## Task data
____________________

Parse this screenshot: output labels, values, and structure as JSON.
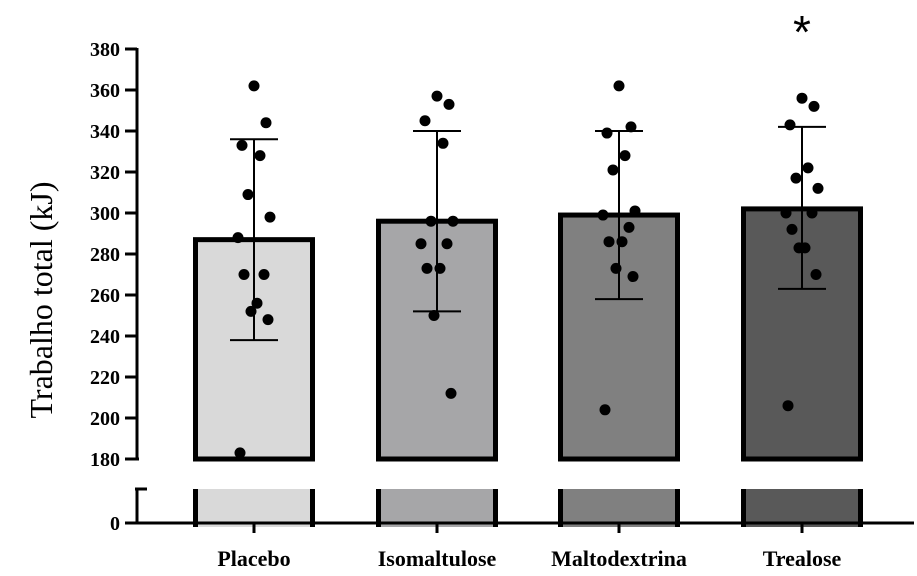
{
  "chart_data": {
    "type": "bar",
    "title": "",
    "xlabel": "",
    "ylabel": "Trabalho total (kJ)",
    "categories": [
      "Placebo",
      "Isomaltulose",
      "Maltodextrina",
      "Trealose"
    ],
    "values": [
      287,
      296,
      299,
      302
    ],
    "error": [
      {
        "lower": 238,
        "upper": 336
      },
      {
        "lower": 252,
        "upper": 340
      },
      {
        "lower": 258,
        "upper": 340
      },
      {
        "lower": 263,
        "upper": 342
      }
    ],
    "points": [
      [
        362,
        344,
        333,
        328,
        309,
        298,
        288,
        270,
        270,
        256,
        252,
        248,
        183
      ],
      [
        357,
        353,
        345,
        334,
        296,
        296,
        285,
        285,
        273,
        273,
        250,
        212
      ],
      [
        362,
        342,
        339,
        328,
        321,
        301,
        299,
        293,
        286,
        286,
        273,
        269,
        204
      ],
      [
        356,
        352,
        343,
        322,
        317,
        312,
        300,
        300,
        292,
        283,
        283,
        270,
        206
      ]
    ],
    "significance": [
      "",
      "",
      "",
      "*"
    ],
    "fill_colors": [
      "#d9d9d9",
      "#a6a6a8",
      "#808080",
      "#595959"
    ],
    "y_axis": {
      "ylim": [
        180,
        380
      ],
      "ticks": [
        180,
        200,
        220,
        240,
        260,
        280,
        300,
        320,
        340,
        360,
        380
      ],
      "broken": true,
      "lower_segment_ticks": [
        0
      ]
    },
    "grid": false,
    "legend": "none"
  }
}
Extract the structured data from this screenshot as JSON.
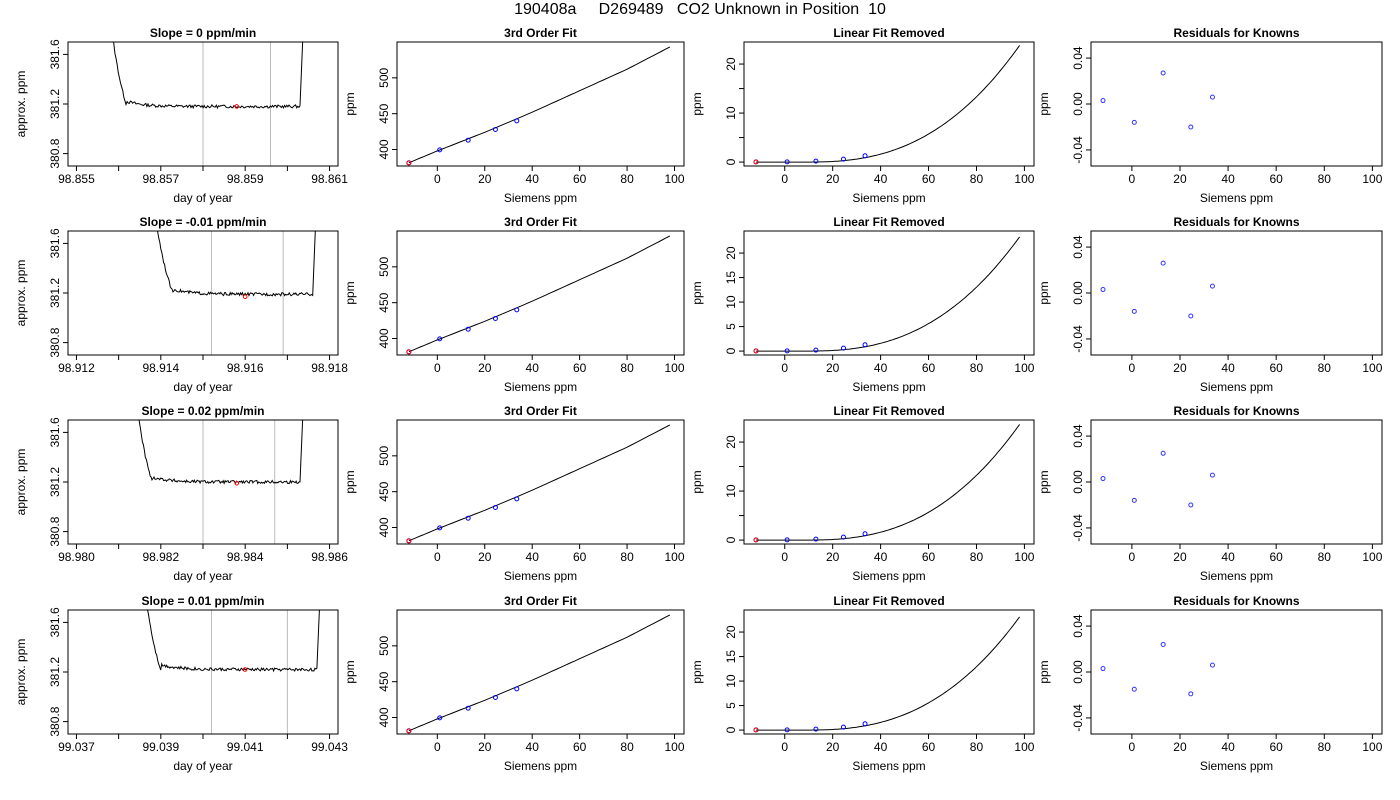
{
  "figure": {
    "title": "190408a     D269489   CO2 Unknown in Position  10"
  },
  "chart_data": [
    {
      "type": "line",
      "panel": "time",
      "title": "Slope =  0  ppm/min",
      "xlabel": "day of year",
      "ylabel": "approx. ppm",
      "xlim": [
        98.8548,
        98.8612
      ],
      "ylim": [
        380.7,
        381.7
      ],
      "xticks": [
        98.855,
        98.856,
        98.857,
        98.858,
        98.859,
        98.86,
        98.861
      ],
      "xtick_labels": [
        "98.855",
        "",
        "98.857",
        "",
        "98.859",
        "",
        "98.861"
      ],
      "yticks": [
        380.8,
        381.2,
        381.6
      ],
      "ytick_labels": [
        "380.8",
        "381.2",
        "381.6"
      ],
      "vlines": [
        98.858,
        98.8596
      ],
      "level": 381.18,
      "marker": [
        98.8588,
        381.18
      ],
      "x_start": 98.8556,
      "x_end": 98.8603,
      "settle_end": 98.8562
    },
    {
      "type": "line",
      "panel": "fit",
      "title": "3rd Order Fit",
      "xlabel": "Siemens ppm",
      "ylabel": "ppm",
      "xlim": [
        -17,
        104
      ],
      "ylim": [
        377,
        550
      ],
      "xticks": [
        0,
        20,
        40,
        60,
        80,
        100
      ],
      "yticks": [
        400,
        450,
        500
      ],
      "knowns_x": [
        -12,
        1,
        13,
        24.5,
        33.5
      ],
      "knowns_y": [
        381.5,
        399.5,
        413,
        428,
        440
      ],
      "unknown": [
        -12,
        381.2
      ],
      "curve": [
        [
          -12,
          381.5
        ],
        [
          0,
          398
        ],
        [
          20,
          424
        ],
        [
          40,
          452
        ],
        [
          60,
          482
        ],
        [
          80,
          512
        ],
        [
          98,
          543
        ]
      ]
    },
    {
      "type": "line",
      "panel": "linfit",
      "title": "Linear Fit Removed",
      "xlabel": "Siemens ppm",
      "ylabel": "ppm",
      "xlim": [
        -17,
        104
      ],
      "ylim": [
        -0.8,
        24.5
      ],
      "xticks": [
        0,
        20,
        40,
        60,
        80,
        100
      ],
      "yticks": [
        0,
        5,
        10,
        15,
        20
      ],
      "ytick_labels": [
        "0",
        "",
        "10",
        "",
        "20"
      ],
      "knowns_x": [
        -12,
        1,
        13,
        24.5,
        33.5
      ],
      "knowns_y": [
        0.05,
        0.05,
        0.2,
        0.6,
        1.3
      ],
      "unknown": [
        -12,
        0.02
      ],
      "cubic_max": 23.8
    },
    {
      "type": "scatter",
      "panel": "resid",
      "title": "Residuals for Knowns",
      "xlabel": "Siemens ppm",
      "ylabel": "ppm",
      "xlim": [
        -17,
        104
      ],
      "ylim": [
        -0.054,
        0.054
      ],
      "xticks": [
        0,
        20,
        40,
        60,
        80,
        100
      ],
      "yticks": [
        -0.04,
        0.0,
        0.04
      ],
      "ytick_labels": [
        "-0.04",
        "0.00",
        "0.04"
      ],
      "x": [
        -12,
        1,
        13,
        24.5,
        33.5
      ],
      "y": [
        0.003,
        -0.016,
        0.027,
        -0.02,
        0.006
      ]
    },
    {
      "type": "line",
      "panel": "time",
      "title": "Slope =  -0.01  ppm/min",
      "xlabel": "day of year",
      "ylabel": "approx. ppm",
      "xlim": [
        98.9118,
        98.9182
      ],
      "ylim": [
        380.7,
        381.7
      ],
      "xticks": [
        98.912,
        98.913,
        98.914,
        98.915,
        98.916,
        98.917,
        98.918
      ],
      "xtick_labels": [
        "98.912",
        "",
        "98.914",
        "",
        "98.916",
        "",
        "98.918"
      ],
      "yticks": [
        380.8,
        381.2,
        381.6
      ],
      "ytick_labels": [
        "380.8",
        "381.2",
        "381.6"
      ],
      "vlines": [
        98.9152,
        98.9169
      ],
      "level": 381.19,
      "marker": [
        98.916,
        381.17
      ],
      "x_start": 98.9136,
      "x_end": 98.9176,
      "settle_end": 98.9143
    },
    {
      "type": "line",
      "panel": "fit",
      "title": "3rd Order Fit",
      "xlabel": "Siemens ppm",
      "ylabel": "ppm",
      "xlim": [
        -17,
        104
      ],
      "ylim": [
        377,
        550
      ],
      "xticks": [
        0,
        20,
        40,
        60,
        80,
        100
      ],
      "yticks": [
        400,
        450,
        500
      ],
      "knowns_x": [
        -12,
        1,
        13,
        24.5,
        33.5
      ],
      "knowns_y": [
        381.5,
        399.5,
        413,
        428,
        440
      ],
      "unknown": [
        -12,
        381.2
      ],
      "curve": [
        [
          -12,
          381.5
        ],
        [
          0,
          398
        ],
        [
          20,
          424
        ],
        [
          40,
          452
        ],
        [
          60,
          482
        ],
        [
          80,
          512
        ],
        [
          98,
          543
        ]
      ]
    },
    {
      "type": "line",
      "panel": "linfit",
      "title": "Linear Fit Removed",
      "xlabel": "Siemens ppm",
      "ylabel": "ppm",
      "xlim": [
        -17,
        104
      ],
      "ylim": [
        -0.8,
        24.5
      ],
      "xticks": [
        0,
        20,
        40,
        60,
        80,
        100
      ],
      "yticks": [
        0,
        5,
        10,
        15,
        20
      ],
      "ytick_labels": [
        "0",
        "5",
        "10",
        "15",
        "20"
      ],
      "knowns_x": [
        -12,
        1,
        13,
        24.5,
        33.5
      ],
      "knowns_y": [
        0.05,
        0.05,
        0.2,
        0.6,
        1.3
      ],
      "unknown": [
        -12,
        0.02
      ],
      "cubic_max": 23.3
    },
    {
      "type": "scatter",
      "panel": "resid",
      "title": "Residuals for Knowns",
      "xlabel": "Siemens ppm",
      "ylabel": "ppm",
      "xlim": [
        -17,
        104
      ],
      "ylim": [
        -0.054,
        0.054
      ],
      "xticks": [
        0,
        20,
        40,
        60,
        80,
        100
      ],
      "yticks": [
        -0.04,
        0.0,
        0.04
      ],
      "ytick_labels": [
        "-0.04",
        "0.00",
        "0.04"
      ],
      "x": [
        -12,
        1,
        13,
        24.5,
        33.5
      ],
      "y": [
        0.003,
        -0.016,
        0.026,
        -0.02,
        0.006
      ]
    },
    {
      "type": "line",
      "panel": "time",
      "title": "Slope =  0.02  ppm/min",
      "xlabel": "day of year",
      "ylabel": "approx. ppm",
      "xlim": [
        98.9798,
        98.9862
      ],
      "ylim": [
        380.7,
        381.7
      ],
      "xticks": [
        98.98,
        98.981,
        98.982,
        98.983,
        98.984,
        98.985,
        98.986
      ],
      "xtick_labels": [
        "98.980",
        "",
        "98.982",
        "",
        "98.984",
        "",
        "98.986"
      ],
      "yticks": [
        380.8,
        381.2,
        381.6
      ],
      "ytick_labels": [
        "380.8",
        "381.2",
        "381.6"
      ],
      "vlines": [
        98.983,
        98.9847
      ],
      "level": 381.2,
      "marker": [
        98.9838,
        381.19
      ],
      "x_start": 98.9812,
      "x_end": 98.9853,
      "settle_end": 98.9818
    },
    {
      "type": "line",
      "panel": "fit",
      "title": "3rd Order Fit",
      "xlabel": "Siemens ppm",
      "ylabel": "ppm",
      "xlim": [
        -17,
        104
      ],
      "ylim": [
        377,
        550
      ],
      "xticks": [
        0,
        20,
        40,
        60,
        80,
        100
      ],
      "yticks": [
        400,
        450,
        500
      ],
      "knowns_x": [
        -12,
        1,
        13,
        24.5,
        33.5
      ],
      "knowns_y": [
        381.5,
        399.5,
        413,
        428,
        440
      ],
      "unknown": [
        -12,
        381.2
      ],
      "curve": [
        [
          -12,
          381.5
        ],
        [
          0,
          398
        ],
        [
          20,
          424
        ],
        [
          40,
          452
        ],
        [
          60,
          482
        ],
        [
          80,
          512
        ],
        [
          98,
          543
        ]
      ]
    },
    {
      "type": "line",
      "panel": "linfit",
      "title": "Linear Fit Removed",
      "xlabel": "Siemens ppm",
      "ylabel": "ppm",
      "xlim": [
        -17,
        104
      ],
      "ylim": [
        -0.8,
        24.5
      ],
      "xticks": [
        0,
        20,
        40,
        60,
        80,
        100
      ],
      "yticks": [
        0,
        5,
        10,
        15,
        20
      ],
      "ytick_labels": [
        "0",
        "",
        "10",
        "",
        "20"
      ],
      "knowns_x": [
        -12,
        1,
        13,
        24.5,
        33.5
      ],
      "knowns_y": [
        0.05,
        0.05,
        0.2,
        0.6,
        1.3
      ],
      "unknown": [
        -12,
        0.02
      ],
      "cubic_max": 23.6
    },
    {
      "type": "scatter",
      "panel": "resid",
      "title": "Residuals for Knowns",
      "xlabel": "Siemens ppm",
      "ylabel": "ppm",
      "xlim": [
        -17,
        104
      ],
      "ylim": [
        -0.054,
        0.054
      ],
      "xticks": [
        0,
        20,
        40,
        60,
        80,
        100
      ],
      "yticks": [
        -0.04,
        0.0,
        0.04
      ],
      "ytick_labels": [
        "-0.04",
        "0.00",
        "0.04"
      ],
      "x": [
        -12,
        1,
        13,
        24.5,
        33.5
      ],
      "y": [
        0.003,
        -0.016,
        0.025,
        -0.02,
        0.006
      ]
    },
    {
      "type": "line",
      "panel": "time",
      "title": "Slope =  0.01  ppm/min",
      "xlabel": "day of year",
      "ylabel": "approx. ppm",
      "xlim": [
        99.0368,
        99.0432
      ],
      "ylim": [
        380.7,
        381.7
      ],
      "xticks": [
        99.037,
        99.038,
        99.039,
        99.04,
        99.041,
        99.042,
        99.043
      ],
      "xtick_labels": [
        "99.037",
        "",
        "99.039",
        "",
        "99.041",
        "",
        "99.043"
      ],
      "yticks": [
        380.8,
        381.2,
        381.6
      ],
      "ytick_labels": [
        "380.8",
        "381.2",
        "381.6"
      ],
      "vlines": [
        99.0402,
        99.042
      ],
      "level": 381.22,
      "marker": [
        99.041,
        381.22
      ],
      "x_start": 99.0384,
      "x_end": 99.0427,
      "settle_end": 99.039
    },
    {
      "type": "line",
      "panel": "fit",
      "title": "3rd Order Fit",
      "xlabel": "Siemens ppm",
      "ylabel": "ppm",
      "xlim": [
        -17,
        104
      ],
      "ylim": [
        377,
        550
      ],
      "xticks": [
        0,
        20,
        40,
        60,
        80,
        100
      ],
      "yticks": [
        400,
        450,
        500
      ],
      "knowns_x": [
        -12,
        1,
        13,
        24.5,
        33.5
      ],
      "knowns_y": [
        381.5,
        399.5,
        413,
        428,
        440
      ],
      "unknown": [
        -12,
        381.2
      ],
      "curve": [
        [
          -12,
          381.5
        ],
        [
          0,
          398
        ],
        [
          20,
          424
        ],
        [
          40,
          452
        ],
        [
          60,
          482
        ],
        [
          80,
          512
        ],
        [
          98,
          543
        ]
      ]
    },
    {
      "type": "line",
      "panel": "linfit",
      "title": "Linear Fit Removed",
      "xlabel": "Siemens ppm",
      "ylabel": "ppm",
      "xlim": [
        -17,
        104
      ],
      "ylim": [
        -0.8,
        24.5
      ],
      "xticks": [
        0,
        20,
        40,
        60,
        80,
        100
      ],
      "yticks": [
        0,
        5,
        10,
        15,
        20
      ],
      "ytick_labels": [
        "0",
        "5",
        "10",
        "15",
        "20"
      ],
      "knowns_x": [
        -12,
        1,
        13,
        24.5,
        33.5
      ],
      "knowns_y": [
        0.05,
        0.05,
        0.2,
        0.6,
        1.3
      ],
      "unknown": [
        -12,
        0.02
      ],
      "cubic_max": 23.1
    },
    {
      "type": "scatter",
      "panel": "resid",
      "title": "Residuals for Knowns",
      "xlabel": "Siemens ppm",
      "ylabel": "ppm",
      "xlim": [
        -17,
        104
      ],
      "ylim": [
        -0.054,
        0.054
      ],
      "xticks": [
        0,
        20,
        40,
        60,
        80,
        100
      ],
      "yticks": [
        -0.04,
        0.0,
        0.04
      ],
      "ytick_labels": [
        "-0.04",
        "0.00",
        "0.04"
      ],
      "x": [
        -12,
        1,
        13,
        24.5,
        33.5
      ],
      "y": [
        0.003,
        -0.015,
        0.024,
        -0.019,
        0.006
      ]
    }
  ]
}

____________________

## Problem description
Copy every line of the records above that holds the word "Slope".

## Result below
      "title": "Slope =  0  ppm/min",
      "title": "Slope =  -0.01  ppm/min",
      "title": "Slope =  0.02  ppm/min",
      "title": "Slope =  0.01  ppm/min",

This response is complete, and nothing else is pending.